___ Records provided
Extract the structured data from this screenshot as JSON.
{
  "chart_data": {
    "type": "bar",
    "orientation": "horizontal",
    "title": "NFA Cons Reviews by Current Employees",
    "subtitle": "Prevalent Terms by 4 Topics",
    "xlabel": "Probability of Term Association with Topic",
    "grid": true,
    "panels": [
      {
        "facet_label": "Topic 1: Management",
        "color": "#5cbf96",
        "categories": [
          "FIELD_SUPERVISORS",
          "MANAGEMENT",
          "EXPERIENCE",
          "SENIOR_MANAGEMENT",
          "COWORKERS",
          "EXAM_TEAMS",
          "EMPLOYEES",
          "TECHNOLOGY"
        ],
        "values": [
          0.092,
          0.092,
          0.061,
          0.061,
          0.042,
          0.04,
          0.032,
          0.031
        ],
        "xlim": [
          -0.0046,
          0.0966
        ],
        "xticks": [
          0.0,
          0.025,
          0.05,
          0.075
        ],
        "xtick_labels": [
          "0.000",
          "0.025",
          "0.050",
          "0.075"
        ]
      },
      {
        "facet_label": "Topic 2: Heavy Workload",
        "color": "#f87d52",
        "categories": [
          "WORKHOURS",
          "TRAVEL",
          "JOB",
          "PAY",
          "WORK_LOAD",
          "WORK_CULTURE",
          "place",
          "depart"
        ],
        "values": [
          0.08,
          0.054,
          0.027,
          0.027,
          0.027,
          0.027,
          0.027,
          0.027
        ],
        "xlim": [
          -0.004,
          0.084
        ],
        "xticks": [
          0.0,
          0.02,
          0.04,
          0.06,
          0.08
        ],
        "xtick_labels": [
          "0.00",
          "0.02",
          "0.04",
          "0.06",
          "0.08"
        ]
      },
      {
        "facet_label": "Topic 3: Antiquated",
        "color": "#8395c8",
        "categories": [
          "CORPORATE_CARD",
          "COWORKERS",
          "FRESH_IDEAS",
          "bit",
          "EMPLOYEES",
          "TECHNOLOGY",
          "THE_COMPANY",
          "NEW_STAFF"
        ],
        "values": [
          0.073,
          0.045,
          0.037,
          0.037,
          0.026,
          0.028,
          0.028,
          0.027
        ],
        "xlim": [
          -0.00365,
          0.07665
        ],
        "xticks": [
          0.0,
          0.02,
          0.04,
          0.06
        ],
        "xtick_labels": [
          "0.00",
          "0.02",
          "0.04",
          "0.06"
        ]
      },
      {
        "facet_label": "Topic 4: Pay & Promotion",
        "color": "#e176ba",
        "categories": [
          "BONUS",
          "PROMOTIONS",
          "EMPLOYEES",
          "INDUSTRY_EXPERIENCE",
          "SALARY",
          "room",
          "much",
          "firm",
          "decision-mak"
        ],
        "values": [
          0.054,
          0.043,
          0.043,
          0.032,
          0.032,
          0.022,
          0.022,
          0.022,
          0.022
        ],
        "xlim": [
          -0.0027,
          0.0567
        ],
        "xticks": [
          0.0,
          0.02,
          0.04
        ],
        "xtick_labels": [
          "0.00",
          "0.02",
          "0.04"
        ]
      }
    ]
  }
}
______
- Brief
Quote the listing in full, please, keeping every line exact.

- Solved problem
Extract the structured data from this screenshot as JSON.
{
  "chart_data": {
    "type": "bar",
    "orientation": "horizontal",
    "title": "NFA Cons Reviews by Current Employees",
    "subtitle": "Prevalent Terms by 4 Topics",
    "xlabel": "Probability of Term Association with Topic",
    "grid": true,
    "panels": [
      {
        "facet_label": "Topic 1: Management",
        "color": "#5cbf96",
        "categories": [
          "FIELD_SUPERVISORS",
          "MANAGEMENT",
          "EXPERIENCE",
          "SENIOR_MANAGEMENT",
          "COWORKERS",
          "EXAM_TEAMS",
          "EMPLOYEES",
          "TECHNOLOGY"
        ],
        "values": [
          0.092,
          0.092,
          0.061,
          0.061,
          0.042,
          0.04,
          0.032,
          0.031
        ],
        "xlim": [
          -0.0046,
          0.0966
        ],
        "xticks": [
          0.0,
          0.025,
          0.05,
          0.075
        ],
        "xtick_labels": [
          "0.000",
          "0.025",
          "0.050",
          "0.075"
        ]
      },
      {
        "facet_label": "Topic 2: Heavy Workload",
        "color": "#f87d52",
        "categories": [
          "WORKHOURS",
          "TRAVEL",
          "JOB",
          "PAY",
          "WORK_LOAD",
          "WORK_CULTURE",
          "place",
          "depart"
        ],
        "values": [
          0.08,
          0.054,
          0.027,
          0.027,
          0.027,
          0.027,
          0.027,
          0.027
        ],
        "xlim": [
          -0.004,
          0.084
        ],
        "xticks": [
          0.0,
          0.02,
          0.04,
          0.06,
          0.08
        ],
        "xtick_labels": [
          "0.00",
          "0.02",
          "0.04",
          "0.06",
          "0.08"
        ]
      },
      {
        "facet_label": "Topic 3: Antiquated",
        "color": "#8395c8",
        "categories": [
          "CORPORATE_CARD",
          "COWORKERS",
          "FRESH_IDEAS",
          "bit",
          "EMPLOYEES",
          "TECHNOLOGY",
          "THE_COMPANY",
          "NEW_STAFF"
        ],
        "values": [
          0.073,
          0.045,
          0.037,
          0.037,
          0.026,
          0.028,
          0.028,
          0.027
        ],
        "xlim": [
          -0.00365,
          0.07665
        ],
        "xticks": [
          0.0,
          0.02,
          0.04,
          0.06
        ],
        "xtick_labels": [
          "0.00",
          "0.02",
          "0.04",
          "0.06"
        ]
      },
      {
        "facet_label": "Topic 4: Pay & Promotion",
        "color": "#e176ba",
        "categories": [
          "BONUS",
          "PROMOTIONS",
          "EMPLOYEES",
          "INDUSTRY_EXPERIENCE",
          "SALARY",
          "room",
          "much",
          "firm",
          "decision-mak"
        ],
        "values": [
          0.054,
          0.043,
          0.043,
          0.032,
          0.032,
          0.022,
          0.022,
          0.022,
          0.022
        ],
        "xlim": [
          -0.0027,
          0.0567
        ],
        "xticks": [
          0.0,
          0.02,
          0.04
        ],
        "xtick_labels": [
          "0.00",
          "0.02",
          "0.04"
        ]
      }
    ]
  }
}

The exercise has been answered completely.